(Dataset items)

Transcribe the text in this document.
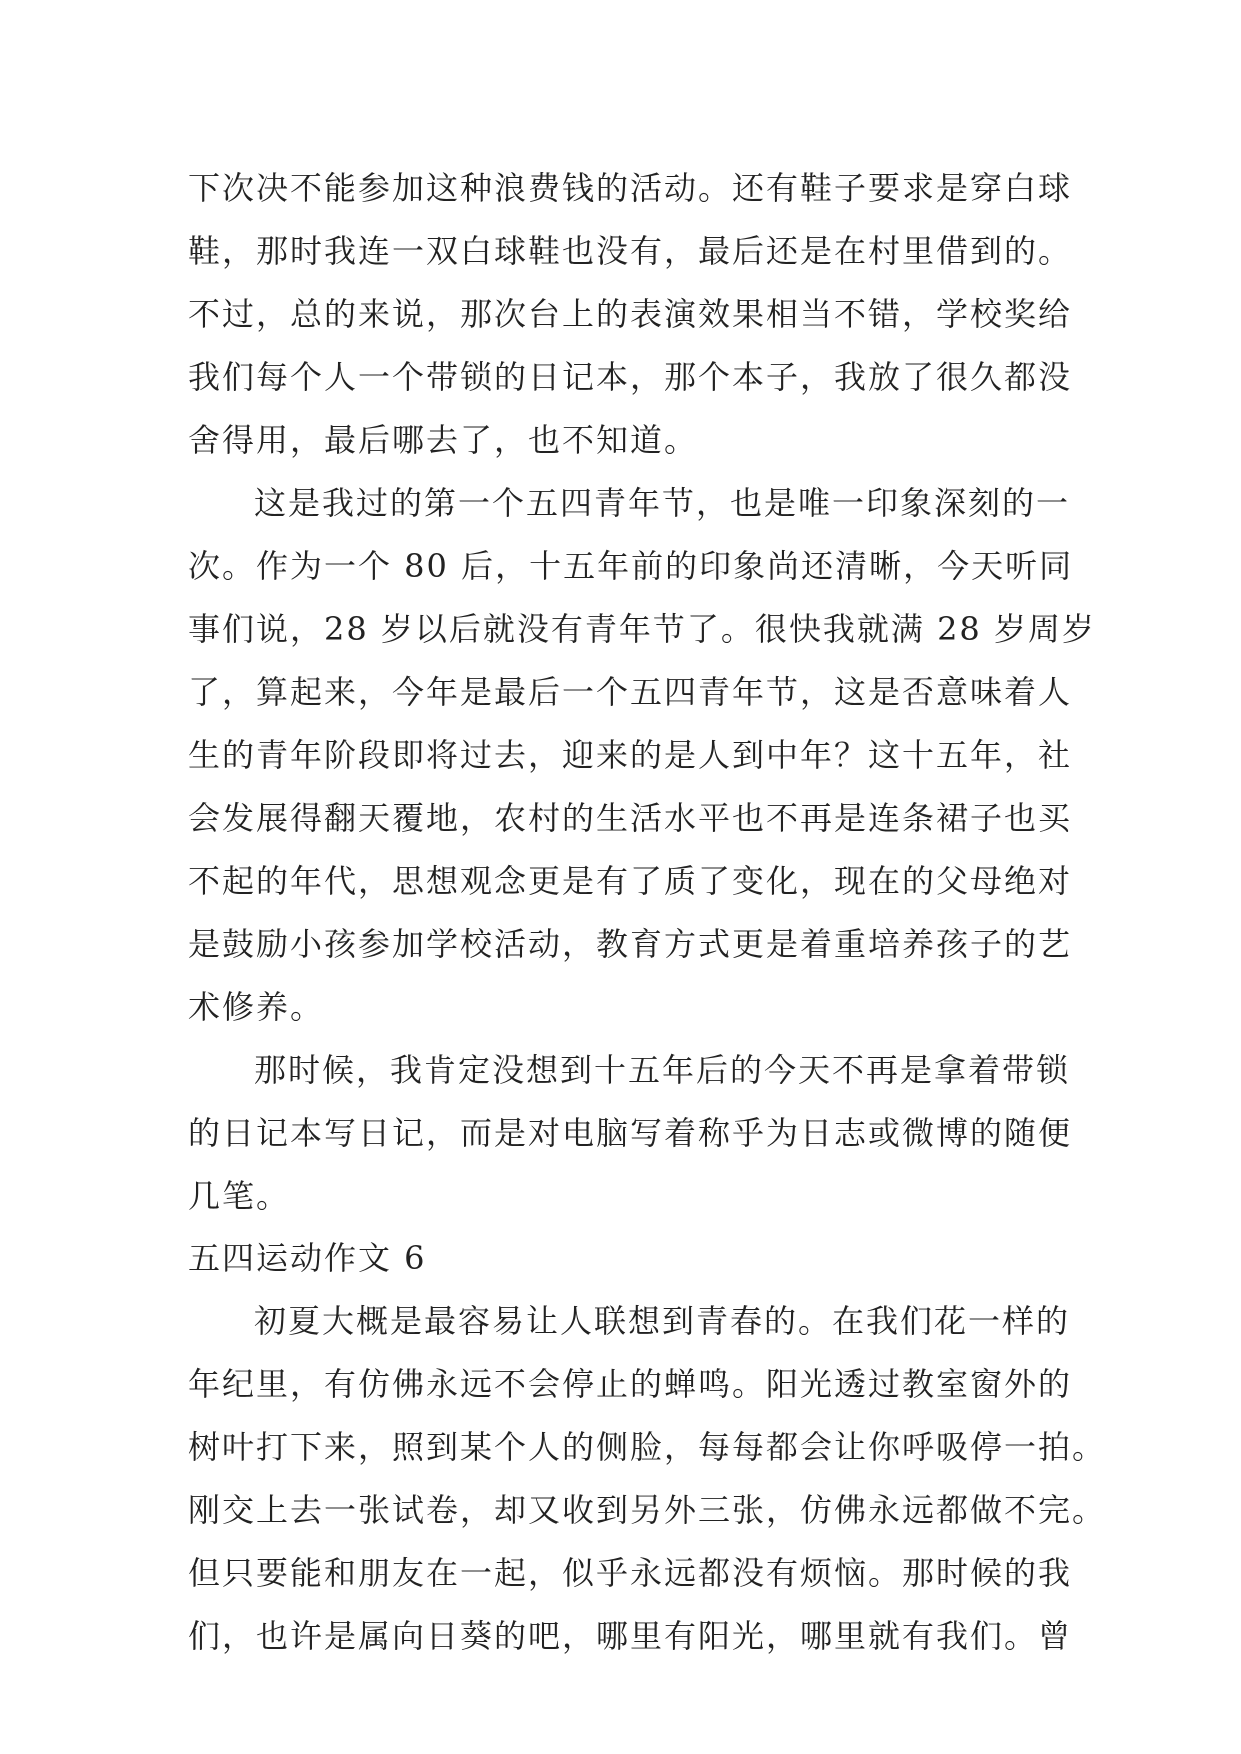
下次决不能参加这种浪费钱的活动。还有鞋子要求是穿白球
鞋，那时我连一双白球鞋也没有，最后还是在村里借到的。
不过，总的来说，那次台上的表演效果相当不错，学校奖给
我们每个人一个带锁的日记本，那个本子，我放了很久都没
舍得用，最后哪去了，也不知道。
这是我过的第一个五四青年节，也是唯一印象深刻的一
次。作为一个 80 后，十五年前的印象尚还清晰，今天听同
事们说，28 岁以后就没有青年节了。很快我就满 28 岁周岁
了，算起来，今年是最后一个五四青年节，这是否意味着人
生的青年阶段即将过去，迎来的是人到中年？这十五年，社
会发展得翻天覆地，农村的生活水平也不再是连条裙子也买
不起的年代，思想观念更是有了质了变化，现在的父母绝对
是鼓励小孩参加学校活动，教育方式更是着重培养孩子的艺
术修养。
那时候，我肯定没想到十五年后的今天不再是拿着带锁
的日记本写日记，而是对电脑写着称乎为日志或微博的随便
几笔。
五四运动作文 6
初夏大概是最容易让人联想到青春的。在我们花一样的
年纪里，有仿佛永远不会停止的蝉鸣。阳光透过教室窗外的
树叶打下来，照到某个人的侧脸，每每都会让你呼吸停一拍。
刚交上去一张试卷，却又收到另外三张，仿佛永远都做不完。
但只要能和朋友在一起，似乎永远都没有烦恼。那时候的我
们，也许是属向日葵的吧，哪里有阳光，哪里就有我们。曾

## Instruction
Without including the pictures, return each record above exactly as it stands.

## Task answer
Transcribe the text in this document.
下次决不能参加这种浪费钱的活动。还有鞋子要求是穿白球
鞋，那时我连一双白球鞋也没有，最后还是在村里借到的。
不过，总的来说，那次台上的表演效果相当不错，学校奖给
我们每个人一个带锁的日记本，那个本子，我放了很久都没
舍得用，最后哪去了，也不知道。
这是我过的第一个五四青年节，也是唯一印象深刻的一
次。作为一个 80 后，十五年前的印象尚还清晰，今天听同
事们说，28 岁以后就没有青年节了。很快我就满 28 岁周岁
了，算起来，今年是最后一个五四青年节，这是否意味着人
生的青年阶段即将过去，迎来的是人到中年？这十五年，社
会发展得翻天覆地，农村的生活水平也不再是连条裙子也买
不起的年代，思想观念更是有了质了变化，现在的父母绝对
是鼓励小孩参加学校活动，教育方式更是着重培养孩子的艺
术修养。
那时候，我肯定没想到十五年后的今天不再是拿着带锁
的日记本写日记，而是对电脑写着称乎为日志或微博的随便
几笔。
五四运动作文 6
初夏大概是最容易让人联想到青春的。在我们花一样的
年纪里，有仿佛永远不会停止的蝉鸣。阳光透过教室窗外的
树叶打下来，照到某个人的侧脸，每每都会让你呼吸停一拍。
刚交上去一张试卷，却又收到另外三张，仿佛永远都做不完。
但只要能和朋友在一起，似乎永远都没有烦恼。那时候的我
们，也许是属向日葵的吧，哪里有阳光，哪里就有我们。曾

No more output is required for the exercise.